WORK TO COMPLETE:
a. Reproduce the passage of the cup fungus discussion word for word, from "on second thought…" up to and including "20:34:13 EST (-0500)".
b. In the cup fungus discussion, how long does Debbie Viess say she has been collecting mushrooms?
c. Continue the cup fungus discussion after its final sentence.

TEXT:
- - - -
Can you check the spores or whether it is operculate?

Pseudoplectania melanea
By: Debbie Viess (amanitarita)
2008-02-14 09:55:32 EST (-0500)

Could be a match! Description sez: young cups are yellow-brown, spotted w/black, with a roughened (not hairy) exterior and a short to longish stipe. Man, this long distance asco ID is a bitch! Here’s what the Key Council has to say:

Let’s raise a “cup” to Darvin’s final determination, if I’m not jumping the (spore) gun!

on second thought…
By: Sam Linse (BearwoodSam)
2008-02-13 23:38:11 EST (-0500)

I see what you mean about the stipe. Found some pictures of sliced Sarcosoma latahense and they obviously have quite a lot of gelatinous tissue in the cup. I sliced the cup I collected and the leathery tissue is pretty uniform from rim of the cup to the base. So I’m back to square one really. How about Pseudoplectania nigrella or am I shooting in the dark?

By: Debbie Viess (amanitarita)
2008-02-13 20:34:13 EST (-0500)

I wouldn’t be put off by the wrong fruiting time, not these days at least. In the short time that I have been collecting mushrooms (fifteen years or so) our “springtime amanita” A. velosa, has started appearing as early as November!
- - - -
Stored dataset items
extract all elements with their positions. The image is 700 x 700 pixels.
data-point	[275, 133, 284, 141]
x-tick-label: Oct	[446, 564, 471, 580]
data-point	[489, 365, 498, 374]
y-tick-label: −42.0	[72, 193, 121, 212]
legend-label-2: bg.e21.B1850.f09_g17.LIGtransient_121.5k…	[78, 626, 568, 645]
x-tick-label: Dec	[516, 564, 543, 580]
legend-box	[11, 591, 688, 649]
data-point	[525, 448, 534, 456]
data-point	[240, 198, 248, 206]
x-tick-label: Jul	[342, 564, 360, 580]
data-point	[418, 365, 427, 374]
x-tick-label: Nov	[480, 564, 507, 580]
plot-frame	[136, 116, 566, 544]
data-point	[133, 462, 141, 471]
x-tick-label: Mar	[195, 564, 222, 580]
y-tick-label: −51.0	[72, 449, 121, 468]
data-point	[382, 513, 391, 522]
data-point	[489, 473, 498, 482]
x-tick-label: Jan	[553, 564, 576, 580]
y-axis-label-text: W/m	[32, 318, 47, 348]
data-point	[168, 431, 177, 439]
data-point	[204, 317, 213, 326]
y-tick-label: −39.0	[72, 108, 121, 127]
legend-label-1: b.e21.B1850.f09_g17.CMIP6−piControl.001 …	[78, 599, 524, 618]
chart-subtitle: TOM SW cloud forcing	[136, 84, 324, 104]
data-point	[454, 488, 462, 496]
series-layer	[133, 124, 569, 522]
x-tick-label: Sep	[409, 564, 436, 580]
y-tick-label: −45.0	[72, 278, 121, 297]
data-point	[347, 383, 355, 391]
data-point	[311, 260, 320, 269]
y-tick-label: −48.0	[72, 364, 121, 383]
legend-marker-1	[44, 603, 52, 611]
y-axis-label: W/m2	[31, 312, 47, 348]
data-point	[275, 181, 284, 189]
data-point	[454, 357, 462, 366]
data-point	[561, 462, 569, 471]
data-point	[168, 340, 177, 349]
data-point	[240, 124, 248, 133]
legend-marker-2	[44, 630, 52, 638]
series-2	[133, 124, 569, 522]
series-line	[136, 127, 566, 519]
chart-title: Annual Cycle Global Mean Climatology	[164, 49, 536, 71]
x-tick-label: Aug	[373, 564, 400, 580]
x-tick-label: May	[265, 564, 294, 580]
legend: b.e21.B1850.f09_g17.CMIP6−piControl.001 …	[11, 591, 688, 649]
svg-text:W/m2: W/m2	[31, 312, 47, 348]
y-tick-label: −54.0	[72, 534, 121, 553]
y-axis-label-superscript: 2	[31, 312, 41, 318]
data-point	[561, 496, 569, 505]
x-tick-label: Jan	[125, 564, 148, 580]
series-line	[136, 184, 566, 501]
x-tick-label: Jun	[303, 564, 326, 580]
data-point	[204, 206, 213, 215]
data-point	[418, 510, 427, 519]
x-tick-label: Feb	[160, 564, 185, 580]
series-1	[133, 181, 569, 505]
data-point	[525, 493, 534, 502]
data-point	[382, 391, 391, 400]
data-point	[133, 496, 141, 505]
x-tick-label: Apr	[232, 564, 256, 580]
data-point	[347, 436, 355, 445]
- - - -
ACTIVITY ANSWERS:
a.
on second thought…
By: Sam Linse (BearwoodSam)
2008-02-13 23:38:11 EST (-0500)

I see what you mean about the stipe. Found some pictures of sliced Sarcosoma latahense and they obviously have quite a lot of gelatinous tissue in the cup. I sliced the cup I collected and the leathery tissue is pretty uniform from rim of the cup to the base. So I’m back to square one really. How about Pseudoplectania nigrella or am I shooting in the dark?

By: Debbie Viess (amanitarita)
2008-02-13 20:34:13 EST (-0500)

b. Fifteen years or so.

c.
I would be more concerned about the nature of the stipe (your photo shows a short, cylindrical one, assuming the white spot on the underside is the broken
stipe) and your statement that it is NOT gelatinous, altho this mushroom apparently does toughen up with age. S. latahense should have a broader base with a well-developed and persistant gelatinous interior (Handbook to Strategy I Fungal Species in the Northwest Forest Plan, page S1-142).

Stipe and fine hairs
By: Sam Linse (BearwoodSam)
2008-02-13 17:50:47 EST (-0500)

There is a short stipe, yes, maybe .5 to .7cm long. I broke it when I collected it and it was surprisingly tough. The collected sample is now dry and I can now see a glisten of very small fine hairs on the exterior of the cup. I continued to work on keying it out and believe it keys to Sarcosoma latahense using http://www.svims.ca/council/Sarcos.htm
The only issue there is the time of fruiting which is said to be April-June, but microclimates abound on this temperate island.

By: Erin Page Blanchard (CureCat)
2008-02-13 15:02:01 EST (-0500)

Ahh, you’re correct. I didn’t realize ALL Plicaria species grow from ash. But I looked it up, and that is the case. I also cannot tell that there is a stipe in the photo. The description states one is there, but I can’t seem to make it out.
Anyway, back to the drawing board!
Thanks for pointing out the discrepancies.

? How can you tell?
By: Debbie Viess (amanitarita)
2008-02-12 17:44:30 EST (-0500)

What macro characteristics make this a Plicaria? Arora states that Plicaria grow in ashes, and are stalkless. This specimen is growing on hardwood, and has a stalk. I’m no asco expert, just curious how you made the determination.

By: Erin Page Blanchard (CureCat)
2008-02-12 15:21:56 EST (-0500)

Plicaria looks like a good fit, but I’m not positive. Anyone else?